* _Task instructions_
If an entry below holds a picture, skip the picture and copy everything else exactly.

=-=-=-=-=

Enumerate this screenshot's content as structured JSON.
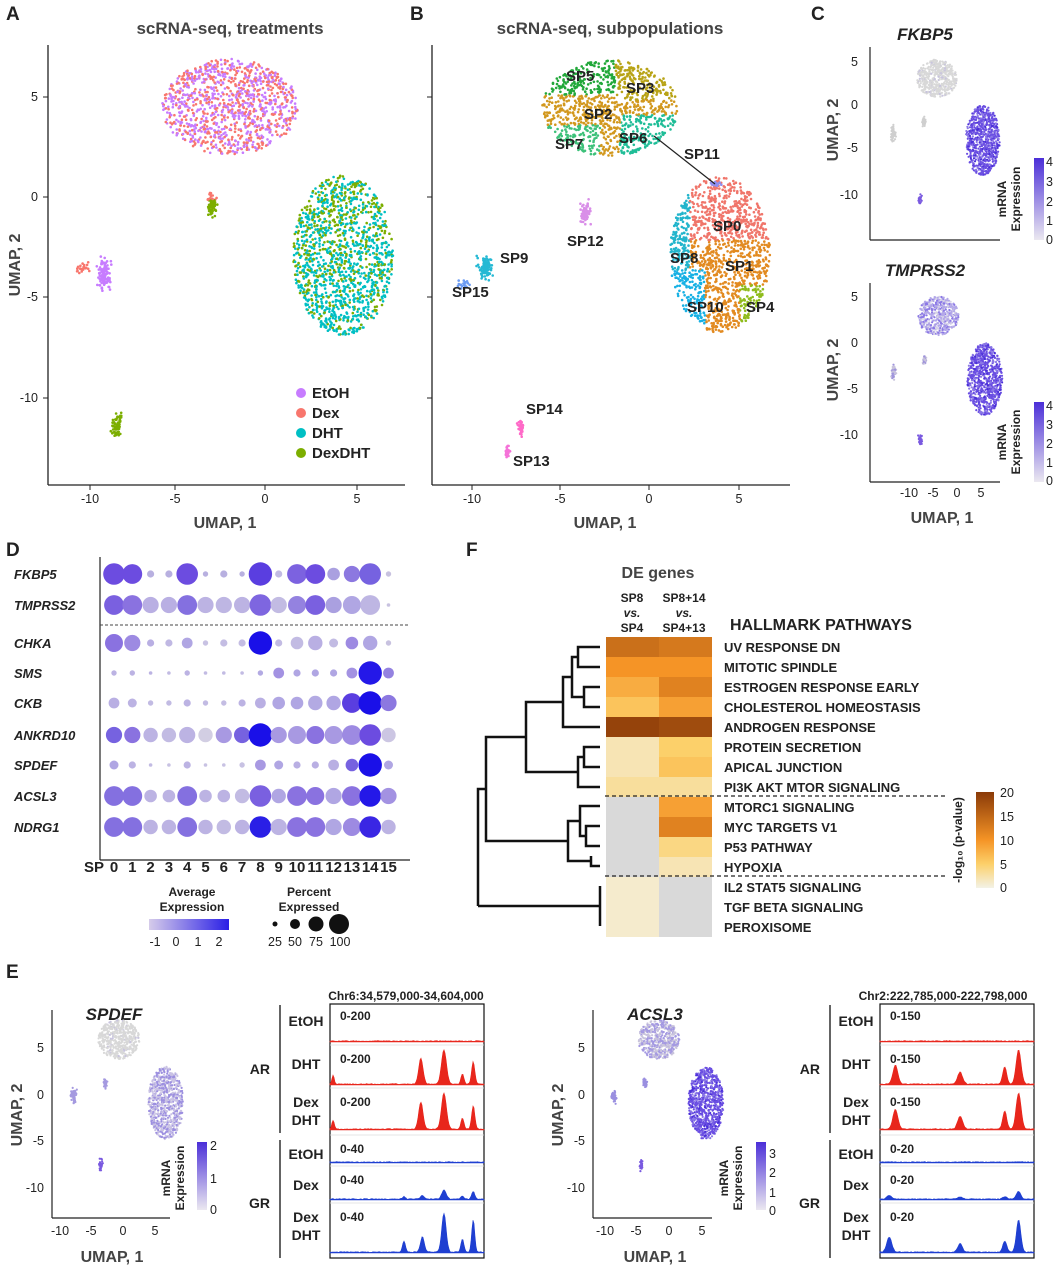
{
  "panels": {
    "A": {
      "letter": "A",
      "title": "scRNA-seq, treatments",
      "xlabel": "UMAP, 1",
      "ylabel": "UMAP, 2",
      "xticks": [
        "-10",
        "-5",
        "0",
        "5"
      ],
      "yticks": [
        "5",
        "0",
        "-5",
        "-10"
      ],
      "legend": [
        {
          "label": "EtOH",
          "color": "#c77cff"
        },
        {
          "label": "Dex",
          "color": "#f8766d"
        },
        {
          "label": "DHT",
          "color": "#00bfc4"
        },
        {
          "label": "DexDHT",
          "color": "#7cae00"
        }
      ]
    },
    "B": {
      "letter": "B",
      "title": "scRNA-seq, subpopulations",
      "xlabel": "UMAP, 1",
      "xticks": [
        "-10",
        "-5",
        "0",
        "5"
      ],
      "subpops": [
        {
          "label": "SP5"
        },
        {
          "label": "SP3"
        },
        {
          "label": "SP2"
        },
        {
          "label": "SP7"
        },
        {
          "label": "SP6"
        },
        {
          "label": "SP11"
        },
        {
          "label": "SP0"
        },
        {
          "label": "SP12"
        },
        {
          "label": "SP9"
        },
        {
          "label": "SP8"
        },
        {
          "label": "SP1"
        },
        {
          "label": "SP15"
        },
        {
          "label": "SP10"
        },
        {
          "label": "SP4"
        },
        {
          "label": "SP14"
        },
        {
          "label": "SP13"
        }
      ]
    },
    "C": {
      "letter": "C",
      "genes": [
        "FKBP5",
        "TMPRSS2"
      ],
      "xlabel": "UMAP, 1",
      "ylabel": "UMAP, 2",
      "xticks": [
        "-10",
        "-5",
        "0",
        "5"
      ],
      "yticks": [
        "5",
        "0",
        "-5",
        "-10"
      ],
      "cbar_title_1": "mRNA",
      "cbar_title_2": "Expression",
      "cbar_ticks": [
        "4",
        "3",
        "2",
        "1",
        "0"
      ]
    },
    "D": {
      "letter": "D",
      "genes": [
        "FKBP5",
        "TMPRSS2",
        "CHKA",
        "SMS",
        "CKB",
        "ANKRD10",
        "SPDEF",
        "ACSL3",
        "NDRG1"
      ],
      "sp_prefix": "SP",
      "sp_numbers": [
        "0",
        "1",
        "2",
        "3",
        "4",
        "5",
        "6",
        "7",
        "8",
        "9",
        "10",
        "11",
        "12",
        "13",
        "14",
        "15"
      ],
      "legend_avg_1": "Average",
      "legend_avg_2": "Expression",
      "avg_ticks": [
        "-1",
        "0",
        "1",
        "2"
      ],
      "legend_pct_1": "Percent",
      "legend_pct_2": "Expressed",
      "pct_ticks": [
        "25",
        "50",
        "75",
        "100"
      ]
    },
    "E": {
      "letter": "E",
      "left_gene": "SPDEF",
      "right_gene": "ACSL3",
      "xlabel": "UMAP, 1",
      "ylabel": "UMAP, 2",
      "xticks": [
        "-10",
        "-5",
        "0",
        "5"
      ],
      "yticks": [
        "5",
        "0",
        "-5",
        "-10"
      ],
      "cbar_title_1": "mRNA",
      "cbar_title_2": "Expression",
      "left_cbar_ticks": [
        "2",
        "1",
        "0"
      ],
      "right_cbar_ticks": [
        "3",
        "2",
        "1",
        "0"
      ],
      "left_region": "Chr6:34,579,000-34,604,000",
      "right_region": "Chr2:222,785,000-222,798,000",
      "group_ar": "AR",
      "group_gr": "GR",
      "left_tracks": [
        {
          "cond1": "EtOH",
          "cond2": "",
          "range": "0-200",
          "color": "#e8261c"
        },
        {
          "cond1": "DHT",
          "cond2": "",
          "range": "0-200",
          "color": "#e8261c"
        },
        {
          "cond1": "Dex",
          "cond2": "DHT",
          "range": "0-200",
          "color": "#e8261c"
        },
        {
          "cond1": "EtOH",
          "cond2": "",
          "range": "0-40",
          "color": "#1f3fd1"
        },
        {
          "cond1": "Dex",
          "cond2": "",
          "range": "0-40",
          "color": "#1f3fd1"
        },
        {
          "cond1": "Dex",
          "cond2": "DHT",
          "range": "0-40",
          "color": "#1f3fd1"
        }
      ],
      "right_tracks": [
        {
          "cond1": "EtOH",
          "cond2": "",
          "range": "0-150",
          "color": "#e8261c"
        },
        {
          "cond1": "DHT",
          "cond2": "",
          "range": "0-150",
          "color": "#e8261c"
        },
        {
          "cond1": "Dex",
          "cond2": "DHT",
          "range": "0-150",
          "color": "#e8261c"
        },
        {
          "cond1": "EtOH",
          "cond2": "",
          "range": "0-20",
          "color": "#1f3fd1"
        },
        {
          "cond1": "Dex",
          "cond2": "",
          "range": "0-20",
          "color": "#1f3fd1"
        },
        {
          "cond1": "Dex",
          "cond2": "DHT",
          "range": "0-20",
          "color": "#1f3fd1"
        }
      ]
    },
    "F": {
      "letter": "F",
      "de_title": "DE genes",
      "col1": [
        "SP8",
        "vs.",
        "SP4"
      ],
      "col2": [
        "SP8+14",
        "vs.",
        "SP4+13"
      ],
      "hallmark_title": "HALLMARK PATHWAYS",
      "cbar_label": "-log₁₀ (p-value)",
      "cbar_ticks": [
        "20",
        "15",
        "10",
        "5",
        "0"
      ]
    }
  },
  "chart_data": {
    "type": "heatmap",
    "rows": [
      "UV RESPONSE DN",
      "MITOTIC SPINDLE",
      "ESTROGEN RESPONSE EARLY",
      "CHOLESTEROL HOMEOSTASIS",
      "ANDROGEN RESPONSE",
      "PROTEIN SECRETION",
      "APICAL JUNCTION",
      "PI3K AKT MTOR SIGNALING",
      "MTORC1 SIGNALING",
      "MYC TARGETS V1",
      "P53 PATHWAY",
      "HYPOXIA",
      "IL2 STAT5 SIGNALING",
      "TGF BETA SIGNALING",
      "PEROXISOME"
    ],
    "columns": [
      "SP8 vs. SP4",
      "SP8+14 vs. SP4+13"
    ],
    "values": [
      [
        14,
        13
      ],
      [
        10,
        10
      ],
      [
        8,
        12
      ],
      [
        6,
        9
      ],
      [
        19,
        18
      ],
      [
        2,
        5
      ],
      [
        2,
        6
      ],
      [
        3,
        3
      ],
      [
        null,
        9
      ],
      [
        null,
        12
      ],
      [
        null,
        4
      ],
      [
        null,
        2
      ],
      [
        1,
        null
      ],
      [
        1,
        null
      ],
      [
        1,
        null
      ]
    ],
    "color_range": [
      0,
      20
    ],
    "na_color": "#d9d9d9"
  }
}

=-=-=-=-=

* _Solution_
Enumerate this screenshot's content as structured JSON.
{
  "panels": {
    "A": {
      "letter": "A",
      "title": "scRNA-seq, treatments",
      "xlabel": "UMAP, 1",
      "ylabel": "UMAP, 2",
      "xticks": [
        "-10",
        "-5",
        "0",
        "5"
      ],
      "yticks": [
        "5",
        "0",
        "-5",
        "-10"
      ],
      "legend": [
        {
          "label": "EtOH",
          "color": "#c77cff"
        },
        {
          "label": "Dex",
          "color": "#f8766d"
        },
        {
          "label": "DHT",
          "color": "#00bfc4"
        },
        {
          "label": "DexDHT",
          "color": "#7cae00"
        }
      ]
    },
    "B": {
      "letter": "B",
      "title": "scRNA-seq, subpopulations",
      "xlabel": "UMAP, 1",
      "xticks": [
        "-10",
        "-5",
        "0",
        "5"
      ],
      "subpops": [
        {
          "label": "SP5"
        },
        {
          "label": "SP3"
        },
        {
          "label": "SP2"
        },
        {
          "label": "SP7"
        },
        {
          "label": "SP6"
        },
        {
          "label": "SP11"
        },
        {
          "label": "SP0"
        },
        {
          "label": "SP12"
        },
        {
          "label": "SP9"
        },
        {
          "label": "SP8"
        },
        {
          "label": "SP1"
        },
        {
          "label": "SP15"
        },
        {
          "label": "SP10"
        },
        {
          "label": "SP4"
        },
        {
          "label": "SP14"
        },
        {
          "label": "SP13"
        }
      ]
    },
    "C": {
      "letter": "C",
      "genes": [
        "FKBP5",
        "TMPRSS2"
      ],
      "xlabel": "UMAP, 1",
      "ylabel": "UMAP, 2",
      "xticks": [
        "-10",
        "-5",
        "0",
        "5"
      ],
      "yticks": [
        "5",
        "0",
        "-5",
        "-10"
      ],
      "cbar_title_1": "mRNA",
      "cbar_title_2": "Expression",
      "cbar_ticks": [
        "4",
        "3",
        "2",
        "1",
        "0"
      ]
    },
    "D": {
      "letter": "D",
      "genes": [
        "FKBP5",
        "TMPRSS2",
        "CHKA",
        "SMS",
        "CKB",
        "ANKRD10",
        "SPDEF",
        "ACSL3",
        "NDRG1"
      ],
      "sp_prefix": "SP",
      "sp_numbers": [
        "0",
        "1",
        "2",
        "3",
        "4",
        "5",
        "6",
        "7",
        "8",
        "9",
        "10",
        "11",
        "12",
        "13",
        "14",
        "15"
      ],
      "legend_avg_1": "Average",
      "legend_avg_2": "Expression",
      "avg_ticks": [
        "-1",
        "0",
        "1",
        "2"
      ],
      "legend_pct_1": "Percent",
      "legend_pct_2": "Expressed",
      "pct_ticks": [
        "25",
        "50",
        "75",
        "100"
      ]
    },
    "E": {
      "letter": "E",
      "left_gene": "SPDEF",
      "right_gene": "ACSL3",
      "xlabel": "UMAP, 1",
      "ylabel": "UMAP, 2",
      "xticks": [
        "-10",
        "-5",
        "0",
        "5"
      ],
      "yticks": [
        "5",
        "0",
        "-5",
        "-10"
      ],
      "cbar_title_1": "mRNA",
      "cbar_title_2": "Expression",
      "left_cbar_ticks": [
        "2",
        "1",
        "0"
      ],
      "right_cbar_ticks": [
        "3",
        "2",
        "1",
        "0"
      ],
      "left_region": "Chr6:34,579,000-34,604,000",
      "right_region": "Chr2:222,785,000-222,798,000",
      "group_ar": "AR",
      "group_gr": "GR",
      "left_tracks": [
        {
          "cond1": "EtOH",
          "cond2": "",
          "range": "0-200",
          "color": "#e8261c"
        },
        {
          "cond1": "DHT",
          "cond2": "",
          "range": "0-200",
          "color": "#e8261c"
        },
        {
          "cond1": "Dex",
          "cond2": "DHT",
          "range": "0-200",
          "color": "#e8261c"
        },
        {
          "cond1": "EtOH",
          "cond2": "",
          "range": "0-40",
          "color": "#1f3fd1"
        },
        {
          "cond1": "Dex",
          "cond2": "",
          "range": "0-40",
          "color": "#1f3fd1"
        },
        {
          "cond1": "Dex",
          "cond2": "DHT",
          "range": "0-40",
          "color": "#1f3fd1"
        }
      ],
      "right_tracks": [
        {
          "cond1": "EtOH",
          "cond2": "",
          "range": "0-150",
          "color": "#e8261c"
        },
        {
          "cond1": "DHT",
          "cond2": "",
          "range": "0-150",
          "color": "#e8261c"
        },
        {
          "cond1": "Dex",
          "cond2": "DHT",
          "range": "0-150",
          "color": "#e8261c"
        },
        {
          "cond1": "EtOH",
          "cond2": "",
          "range": "0-20",
          "color": "#1f3fd1"
        },
        {
          "cond1": "Dex",
          "cond2": "",
          "range": "0-20",
          "color": "#1f3fd1"
        },
        {
          "cond1": "Dex",
          "cond2": "DHT",
          "range": "0-20",
          "color": "#1f3fd1"
        }
      ]
    },
    "F": {
      "letter": "F",
      "de_title": "DE genes",
      "col1": [
        "SP8",
        "vs.",
        "SP4"
      ],
      "col2": [
        "SP8+14",
        "vs.",
        "SP4+13"
      ],
      "hallmark_title": "HALLMARK PATHWAYS",
      "cbar_label": "-log₁₀ (p-value)",
      "cbar_ticks": [
        "20",
        "15",
        "10",
        "5",
        "0"
      ]
    }
  },
  "chart_data": {
    "type": "heatmap",
    "rows": [
      "UV RESPONSE DN",
      "MITOTIC SPINDLE",
      "ESTROGEN RESPONSE EARLY",
      "CHOLESTEROL HOMEOSTASIS",
      "ANDROGEN RESPONSE",
      "PROTEIN SECRETION",
      "APICAL JUNCTION",
      "PI3K AKT MTOR SIGNALING",
      "MTORC1 SIGNALING",
      "MYC TARGETS V1",
      "P53 PATHWAY",
      "HYPOXIA",
      "IL2 STAT5 SIGNALING",
      "TGF BETA SIGNALING",
      "PEROXISOME"
    ],
    "columns": [
      "SP8 vs. SP4",
      "SP8+14 vs. SP4+13"
    ],
    "values": [
      [
        14,
        13
      ],
      [
        10,
        10
      ],
      [
        8,
        12
      ],
      [
        6,
        9
      ],
      [
        19,
        18
      ],
      [
        2,
        5
      ],
      [
        2,
        6
      ],
      [
        3,
        3
      ],
      [
        null,
        9
      ],
      [
        null,
        12
      ],
      [
        null,
        4
      ],
      [
        null,
        2
      ],
      [
        1,
        null
      ],
      [
        1,
        null
      ],
      [
        1,
        null
      ]
    ],
    "color_range": [
      0,
      20
    ],
    "na_color": "#d9d9d9"
  }
}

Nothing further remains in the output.